Counting only the lines below that contain the word "start", what is the total? Give it with no other words.

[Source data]
################
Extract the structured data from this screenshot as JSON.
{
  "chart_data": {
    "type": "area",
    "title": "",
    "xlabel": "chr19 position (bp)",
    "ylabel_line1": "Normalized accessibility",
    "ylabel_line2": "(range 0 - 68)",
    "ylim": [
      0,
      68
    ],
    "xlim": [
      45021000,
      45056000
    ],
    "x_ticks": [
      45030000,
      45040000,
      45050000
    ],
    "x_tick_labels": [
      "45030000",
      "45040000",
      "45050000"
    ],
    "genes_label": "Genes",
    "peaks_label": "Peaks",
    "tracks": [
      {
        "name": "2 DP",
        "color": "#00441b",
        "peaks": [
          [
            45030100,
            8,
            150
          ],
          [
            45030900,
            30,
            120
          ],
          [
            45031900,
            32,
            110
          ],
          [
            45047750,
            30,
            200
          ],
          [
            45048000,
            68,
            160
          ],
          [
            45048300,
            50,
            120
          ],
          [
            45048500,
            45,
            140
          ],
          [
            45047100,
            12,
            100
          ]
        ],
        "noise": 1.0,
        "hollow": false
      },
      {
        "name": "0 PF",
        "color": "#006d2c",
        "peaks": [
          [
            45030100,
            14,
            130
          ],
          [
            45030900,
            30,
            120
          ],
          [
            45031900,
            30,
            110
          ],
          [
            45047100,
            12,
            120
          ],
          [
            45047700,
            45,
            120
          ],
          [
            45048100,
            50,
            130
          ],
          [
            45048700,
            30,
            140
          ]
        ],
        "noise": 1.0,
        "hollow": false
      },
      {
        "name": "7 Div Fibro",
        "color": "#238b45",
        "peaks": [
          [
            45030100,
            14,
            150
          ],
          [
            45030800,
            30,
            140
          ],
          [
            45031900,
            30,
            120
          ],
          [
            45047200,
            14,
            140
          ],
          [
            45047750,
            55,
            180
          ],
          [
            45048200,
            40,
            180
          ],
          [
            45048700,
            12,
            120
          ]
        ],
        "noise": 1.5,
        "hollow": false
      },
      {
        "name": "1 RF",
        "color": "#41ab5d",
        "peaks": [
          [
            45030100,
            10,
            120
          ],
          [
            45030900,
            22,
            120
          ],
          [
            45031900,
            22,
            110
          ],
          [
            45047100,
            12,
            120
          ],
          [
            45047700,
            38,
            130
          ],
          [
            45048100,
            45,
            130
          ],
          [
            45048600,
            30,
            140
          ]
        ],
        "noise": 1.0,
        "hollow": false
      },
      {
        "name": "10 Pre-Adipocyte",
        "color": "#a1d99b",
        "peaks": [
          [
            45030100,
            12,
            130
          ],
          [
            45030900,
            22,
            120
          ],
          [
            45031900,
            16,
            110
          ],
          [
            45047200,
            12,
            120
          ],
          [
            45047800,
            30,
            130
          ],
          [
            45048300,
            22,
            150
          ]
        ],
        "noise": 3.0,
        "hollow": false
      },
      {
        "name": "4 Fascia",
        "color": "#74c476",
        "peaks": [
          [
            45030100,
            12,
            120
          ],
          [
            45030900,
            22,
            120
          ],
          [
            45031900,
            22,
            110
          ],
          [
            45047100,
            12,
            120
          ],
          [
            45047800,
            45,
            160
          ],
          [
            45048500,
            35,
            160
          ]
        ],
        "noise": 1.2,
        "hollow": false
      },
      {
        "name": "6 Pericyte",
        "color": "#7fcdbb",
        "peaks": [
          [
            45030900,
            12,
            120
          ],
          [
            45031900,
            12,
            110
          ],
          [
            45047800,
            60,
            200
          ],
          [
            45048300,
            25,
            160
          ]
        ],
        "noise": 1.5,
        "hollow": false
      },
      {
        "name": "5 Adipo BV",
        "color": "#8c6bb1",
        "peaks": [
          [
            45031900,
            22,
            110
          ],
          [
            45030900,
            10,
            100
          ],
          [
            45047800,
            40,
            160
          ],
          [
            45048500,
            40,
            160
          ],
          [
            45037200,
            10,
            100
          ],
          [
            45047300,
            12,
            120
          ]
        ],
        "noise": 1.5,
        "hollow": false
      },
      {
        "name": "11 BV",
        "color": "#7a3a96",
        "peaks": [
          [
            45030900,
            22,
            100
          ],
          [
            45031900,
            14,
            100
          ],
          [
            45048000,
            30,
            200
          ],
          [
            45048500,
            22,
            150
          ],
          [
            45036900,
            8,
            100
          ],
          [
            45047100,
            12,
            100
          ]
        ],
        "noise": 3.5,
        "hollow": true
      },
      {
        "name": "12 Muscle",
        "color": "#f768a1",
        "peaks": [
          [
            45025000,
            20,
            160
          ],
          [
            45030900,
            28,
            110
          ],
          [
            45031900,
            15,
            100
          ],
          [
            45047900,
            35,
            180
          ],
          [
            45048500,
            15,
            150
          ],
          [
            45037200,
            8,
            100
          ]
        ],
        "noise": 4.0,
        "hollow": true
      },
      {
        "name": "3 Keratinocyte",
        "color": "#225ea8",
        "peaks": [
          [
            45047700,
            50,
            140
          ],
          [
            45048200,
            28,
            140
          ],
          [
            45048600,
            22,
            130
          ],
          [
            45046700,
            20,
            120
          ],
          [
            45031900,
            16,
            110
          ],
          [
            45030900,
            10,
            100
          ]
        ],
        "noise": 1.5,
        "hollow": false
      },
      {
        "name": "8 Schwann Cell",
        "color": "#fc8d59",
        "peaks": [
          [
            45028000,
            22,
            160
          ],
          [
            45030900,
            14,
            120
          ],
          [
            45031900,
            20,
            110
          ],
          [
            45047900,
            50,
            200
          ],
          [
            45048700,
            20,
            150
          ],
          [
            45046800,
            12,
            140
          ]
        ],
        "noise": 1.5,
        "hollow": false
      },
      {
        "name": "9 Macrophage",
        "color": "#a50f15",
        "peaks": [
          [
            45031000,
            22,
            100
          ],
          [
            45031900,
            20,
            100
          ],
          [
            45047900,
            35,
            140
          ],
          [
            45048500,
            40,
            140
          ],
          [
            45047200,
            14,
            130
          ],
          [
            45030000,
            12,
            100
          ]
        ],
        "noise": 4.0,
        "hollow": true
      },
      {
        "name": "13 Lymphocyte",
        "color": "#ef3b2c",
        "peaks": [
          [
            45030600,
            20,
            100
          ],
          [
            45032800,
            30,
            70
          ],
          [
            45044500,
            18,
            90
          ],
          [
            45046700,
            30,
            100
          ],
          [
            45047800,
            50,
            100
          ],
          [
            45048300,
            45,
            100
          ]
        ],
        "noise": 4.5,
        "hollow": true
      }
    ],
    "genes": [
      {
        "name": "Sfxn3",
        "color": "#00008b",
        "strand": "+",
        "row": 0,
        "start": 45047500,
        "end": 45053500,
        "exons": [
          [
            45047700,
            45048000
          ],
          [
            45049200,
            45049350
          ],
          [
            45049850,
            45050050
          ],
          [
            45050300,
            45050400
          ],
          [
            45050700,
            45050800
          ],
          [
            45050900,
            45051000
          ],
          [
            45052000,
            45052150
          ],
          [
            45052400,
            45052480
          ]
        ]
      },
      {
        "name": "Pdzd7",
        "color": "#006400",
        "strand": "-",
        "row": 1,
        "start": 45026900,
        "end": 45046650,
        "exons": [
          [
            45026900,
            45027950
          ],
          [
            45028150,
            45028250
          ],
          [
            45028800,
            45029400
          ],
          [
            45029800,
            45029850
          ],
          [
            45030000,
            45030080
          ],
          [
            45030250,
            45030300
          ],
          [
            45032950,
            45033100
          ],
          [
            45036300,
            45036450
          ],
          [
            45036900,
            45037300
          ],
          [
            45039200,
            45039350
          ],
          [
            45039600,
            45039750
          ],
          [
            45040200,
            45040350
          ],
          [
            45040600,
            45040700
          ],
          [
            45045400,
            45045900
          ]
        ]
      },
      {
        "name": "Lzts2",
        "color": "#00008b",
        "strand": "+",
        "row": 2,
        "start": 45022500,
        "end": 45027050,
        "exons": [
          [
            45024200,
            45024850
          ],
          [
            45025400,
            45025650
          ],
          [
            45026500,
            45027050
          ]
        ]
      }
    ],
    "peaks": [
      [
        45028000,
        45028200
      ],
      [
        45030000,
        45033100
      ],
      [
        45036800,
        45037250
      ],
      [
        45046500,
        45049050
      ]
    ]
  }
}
################
**Your solution:**
3